**EXERCISE INSTRUCTIONS**
Return all of the entries exactly, with nothing added or left out.

[Figure content listings]
++++++++

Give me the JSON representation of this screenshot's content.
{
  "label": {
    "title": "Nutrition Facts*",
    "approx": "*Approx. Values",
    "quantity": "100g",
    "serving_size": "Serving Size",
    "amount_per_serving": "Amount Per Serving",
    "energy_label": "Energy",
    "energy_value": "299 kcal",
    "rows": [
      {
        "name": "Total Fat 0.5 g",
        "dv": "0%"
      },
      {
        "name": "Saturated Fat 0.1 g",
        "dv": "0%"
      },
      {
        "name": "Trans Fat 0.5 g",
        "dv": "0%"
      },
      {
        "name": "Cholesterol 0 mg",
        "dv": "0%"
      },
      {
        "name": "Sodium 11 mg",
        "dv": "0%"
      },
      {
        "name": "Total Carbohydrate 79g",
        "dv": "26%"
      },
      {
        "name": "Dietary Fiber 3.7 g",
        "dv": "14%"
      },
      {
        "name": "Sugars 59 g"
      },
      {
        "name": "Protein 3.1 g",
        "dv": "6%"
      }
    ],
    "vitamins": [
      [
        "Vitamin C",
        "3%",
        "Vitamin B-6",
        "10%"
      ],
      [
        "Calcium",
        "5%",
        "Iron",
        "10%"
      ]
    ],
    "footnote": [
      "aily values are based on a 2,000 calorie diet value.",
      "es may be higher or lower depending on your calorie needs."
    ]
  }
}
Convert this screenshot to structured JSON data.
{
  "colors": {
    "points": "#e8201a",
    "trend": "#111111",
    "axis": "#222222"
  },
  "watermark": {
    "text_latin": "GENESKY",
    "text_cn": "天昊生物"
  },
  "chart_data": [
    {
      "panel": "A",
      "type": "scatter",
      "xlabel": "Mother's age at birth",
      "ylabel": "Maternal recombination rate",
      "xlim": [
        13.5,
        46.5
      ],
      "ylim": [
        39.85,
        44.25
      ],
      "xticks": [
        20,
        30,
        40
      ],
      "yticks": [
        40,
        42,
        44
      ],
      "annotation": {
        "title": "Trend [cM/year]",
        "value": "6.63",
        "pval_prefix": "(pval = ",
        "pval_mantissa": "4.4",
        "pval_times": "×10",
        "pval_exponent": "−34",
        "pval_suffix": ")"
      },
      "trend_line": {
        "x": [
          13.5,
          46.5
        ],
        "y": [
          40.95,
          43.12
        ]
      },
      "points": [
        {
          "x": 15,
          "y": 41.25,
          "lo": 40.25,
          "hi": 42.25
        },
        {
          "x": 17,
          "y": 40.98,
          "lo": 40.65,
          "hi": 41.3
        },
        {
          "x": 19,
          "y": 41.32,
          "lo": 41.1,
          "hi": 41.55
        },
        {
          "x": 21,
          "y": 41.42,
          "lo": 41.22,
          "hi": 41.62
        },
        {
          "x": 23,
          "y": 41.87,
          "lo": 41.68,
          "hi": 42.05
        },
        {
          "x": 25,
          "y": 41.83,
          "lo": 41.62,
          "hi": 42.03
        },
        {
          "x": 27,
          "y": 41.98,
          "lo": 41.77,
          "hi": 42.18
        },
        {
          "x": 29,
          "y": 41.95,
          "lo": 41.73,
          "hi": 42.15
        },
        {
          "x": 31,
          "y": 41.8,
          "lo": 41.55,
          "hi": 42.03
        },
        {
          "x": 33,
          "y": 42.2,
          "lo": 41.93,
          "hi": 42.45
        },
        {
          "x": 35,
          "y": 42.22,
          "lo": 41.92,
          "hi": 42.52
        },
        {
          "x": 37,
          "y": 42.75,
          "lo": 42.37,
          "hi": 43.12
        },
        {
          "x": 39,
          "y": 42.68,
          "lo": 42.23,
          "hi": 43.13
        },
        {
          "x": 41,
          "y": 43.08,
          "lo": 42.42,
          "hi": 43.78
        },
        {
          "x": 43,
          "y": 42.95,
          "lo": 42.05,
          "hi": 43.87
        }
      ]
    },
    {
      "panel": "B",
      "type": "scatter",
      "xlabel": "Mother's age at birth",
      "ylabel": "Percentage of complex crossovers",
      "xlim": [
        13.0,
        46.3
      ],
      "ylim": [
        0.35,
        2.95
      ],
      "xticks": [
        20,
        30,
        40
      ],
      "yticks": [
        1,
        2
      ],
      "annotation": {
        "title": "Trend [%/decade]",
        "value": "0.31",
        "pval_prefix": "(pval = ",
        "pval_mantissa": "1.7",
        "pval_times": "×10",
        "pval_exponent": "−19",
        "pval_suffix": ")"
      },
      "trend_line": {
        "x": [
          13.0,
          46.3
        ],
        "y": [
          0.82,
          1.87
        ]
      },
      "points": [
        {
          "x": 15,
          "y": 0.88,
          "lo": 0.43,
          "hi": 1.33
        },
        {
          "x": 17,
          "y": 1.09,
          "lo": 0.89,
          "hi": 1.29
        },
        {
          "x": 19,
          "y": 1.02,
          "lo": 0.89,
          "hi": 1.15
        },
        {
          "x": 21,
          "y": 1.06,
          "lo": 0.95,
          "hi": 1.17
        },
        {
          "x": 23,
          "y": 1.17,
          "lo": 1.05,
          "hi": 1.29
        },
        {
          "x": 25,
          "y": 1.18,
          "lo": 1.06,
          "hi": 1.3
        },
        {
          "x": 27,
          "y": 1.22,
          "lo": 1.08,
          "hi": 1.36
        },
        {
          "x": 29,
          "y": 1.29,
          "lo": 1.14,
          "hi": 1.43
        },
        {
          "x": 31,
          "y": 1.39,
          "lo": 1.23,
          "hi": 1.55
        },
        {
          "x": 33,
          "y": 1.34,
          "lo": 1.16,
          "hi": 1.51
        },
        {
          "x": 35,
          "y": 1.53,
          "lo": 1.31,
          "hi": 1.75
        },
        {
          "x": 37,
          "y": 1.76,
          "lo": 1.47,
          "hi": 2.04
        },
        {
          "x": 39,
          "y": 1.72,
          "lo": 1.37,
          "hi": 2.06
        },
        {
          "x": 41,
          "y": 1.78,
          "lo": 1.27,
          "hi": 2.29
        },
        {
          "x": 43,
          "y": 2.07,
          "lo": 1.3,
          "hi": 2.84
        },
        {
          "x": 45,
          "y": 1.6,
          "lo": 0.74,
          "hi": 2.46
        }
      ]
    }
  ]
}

++++++++

**COMPLETED EXERCISE**
Give me the JSON representation of this screenshot's content.
{
  "label": {
    "title": "Nutrition Facts*",
    "approx": "*Approx. Values",
    "quantity": "100g",
    "serving_size": "Serving Size",
    "amount_per_serving": "Amount Per Serving",
    "energy_label": "Energy",
    "energy_value": "299 kcal",
    "rows": [
      {
        "name": "Total Fat 0.5 g",
        "dv": "0%"
      },
      {
        "name": "Saturated Fat 0.1 g",
        "dv": "0%"
      },
      {
        "name": "Trans Fat 0.5 g",
        "dv": "0%"
      },
      {
        "name": "Cholesterol 0 mg",
        "dv": "0%"
      },
      {
        "name": "Sodium 11 mg",
        "dv": "0%"
      },
      {
        "name": "Total Carbohydrate 79g",
        "dv": "26%"
      },
      {
        "name": "Dietary Fiber 3.7 g",
        "dv": "14%"
      },
      {
        "name": "Sugars 59 g"
      },
      {
        "name": "Protein 3.1 g",
        "dv": "6%"
      }
    ],
    "vitamins": [
      [
        "Vitamin C",
        "3%",
        "Vitamin B-6",
        "10%"
      ],
      [
        "Calcium",
        "5%",
        "Iron",
        "10%"
      ]
    ],
    "footnote": [
      "aily values are based on a 2,000 calorie diet value.",
      "es may be higher or lower depending on your calorie needs."
    ]
  }
}
Convert this screenshot to structured JSON data.
{
  "colors": {
    "points": "#e8201a",
    "trend": "#111111",
    "axis": "#222222"
  },
  "watermark": {
    "text_latin": "GENESKY",
    "text_cn": "天昊生物"
  },
  "chart_data": [
    {
      "panel": "A",
      "type": "scatter",
      "xlabel": "Mother's age at birth",
      "ylabel": "Maternal recombination rate",
      "xlim": [
        13.5,
        46.5
      ],
      "ylim": [
        39.85,
        44.25
      ],
      "xticks": [
        20,
        30,
        40
      ],
      "yticks": [
        40,
        42,
        44
      ],
      "annotation": {
        "title": "Trend [cM/year]",
        "value": "6.63",
        "pval_prefix": "(pval = ",
        "pval_mantissa": "4.4",
        "pval_times": "×10",
        "pval_exponent": "−34",
        "pval_suffix": ")"
      },
      "trend_line": {
        "x": [
          13.5,
          46.5
        ],
        "y": [
          40.95,
          43.12
        ]
      },
      "points": [
        {
          "x": 15,
          "y": 41.25,
          "lo": 40.25,
          "hi": 42.25
        },
        {
          "x": 17,
          "y": 40.98,
          "lo": 40.65,
          "hi": 41.3
        },
        {
          "x": 19,
          "y": 41.32,
          "lo": 41.1,
          "hi": 41.55
        },
        {
          "x": 21,
          "y": 41.42,
          "lo": 41.22,
          "hi": 41.62
        },
        {
          "x": 23,
          "y": 41.87,
          "lo": 41.68,
          "hi": 42.05
        },
        {
          "x": 25,
          "y": 41.83,
          "lo": 41.62,
          "hi": 42.03
        },
        {
          "x": 27,
          "y": 41.98,
          "lo": 41.77,
          "hi": 42.18
        },
        {
          "x": 29,
          "y": 41.95,
          "lo": 41.73,
          "hi": 42.15
        },
        {
          "x": 31,
          "y": 41.8,
          "lo": 41.55,
          "hi": 42.03
        },
        {
          "x": 33,
          "y": 42.2,
          "lo": 41.93,
          "hi": 42.45
        },
        {
          "x": 35,
          "y": 42.22,
          "lo": 41.92,
          "hi": 42.52
        },
        {
          "x": 37,
          "y": 42.75,
          "lo": 42.37,
          "hi": 43.12
        },
        {
          "x": 39,
          "y": 42.68,
          "lo": 42.23,
          "hi": 43.13
        },
        {
          "x": 41,
          "y": 43.08,
          "lo": 42.42,
          "hi": 43.78
        },
        {
          "x": 43,
          "y": 42.95,
          "lo": 42.05,
          "hi": 43.87
        }
      ]
    },
    {
      "panel": "B",
      "type": "scatter",
      "xlabel": "Mother's age at birth",
      "ylabel": "Percentage of complex crossovers",
      "xlim": [
        13.0,
        46.3
      ],
      "ylim": [
        0.35,
        2.95
      ],
      "xticks": [
        20,
        30,
        40
      ],
      "yticks": [
        1,
        2
      ],
      "annotation": {
        "title": "Trend [%/decade]",
        "value": "0.31",
        "pval_prefix": "(pval = ",
        "pval_mantissa": "1.7",
        "pval_times": "×10",
        "pval_exponent": "−19",
        "pval_suffix": ")"
      },
      "trend_line": {
        "x": [
          13.0,
          46.3
        ],
        "y": [
          0.82,
          1.87
        ]
      },
      "points": [
        {
          "x": 15,
          "y": 0.88,
          "lo": 0.43,
          "hi": 1.33
        },
        {
          "x": 17,
          "y": 1.09,
          "lo": 0.89,
          "hi": 1.29
        },
        {
          "x": 19,
          "y": 1.02,
          "lo": 0.89,
          "hi": 1.15
        },
        {
          "x": 21,
          "y": 1.06,
          "lo": 0.95,
          "hi": 1.17
        },
        {
          "x": 23,
          "y": 1.17,
          "lo": 1.05,
          "hi": 1.29
        },
        {
          "x": 25,
          "y": 1.18,
          "lo": 1.06,
          "hi": 1.3
        },
        {
          "x": 27,
          "y": 1.22,
          "lo": 1.08,
          "hi": 1.36
        },
        {
          "x": 29,
          "y": 1.29,
          "lo": 1.14,
          "hi": 1.43
        },
        {
          "x": 31,
          "y": 1.39,
          "lo": 1.23,
          "hi": 1.55
        },
        {
          "x": 33,
          "y": 1.34,
          "lo": 1.16,
          "hi": 1.51
        },
        {
          "x": 35,
          "y": 1.53,
          "lo": 1.31,
          "hi": 1.75
        },
        {
          "x": 37,
          "y": 1.76,
          "lo": 1.47,
          "hi": 2.04
        },
        {
          "x": 39,
          "y": 1.72,
          "lo": 1.37,
          "hi": 2.06
        },
        {
          "x": 41,
          "y": 1.78,
          "lo": 1.27,
          "hi": 2.29
        },
        {
          "x": 43,
          "y": 2.07,
          "lo": 1.3,
          "hi": 2.84
        },
        {
          "x": 45,
          "y": 1.6,
          "lo": 0.74,
          "hi": 2.46
        }
      ]
    }
  ]
}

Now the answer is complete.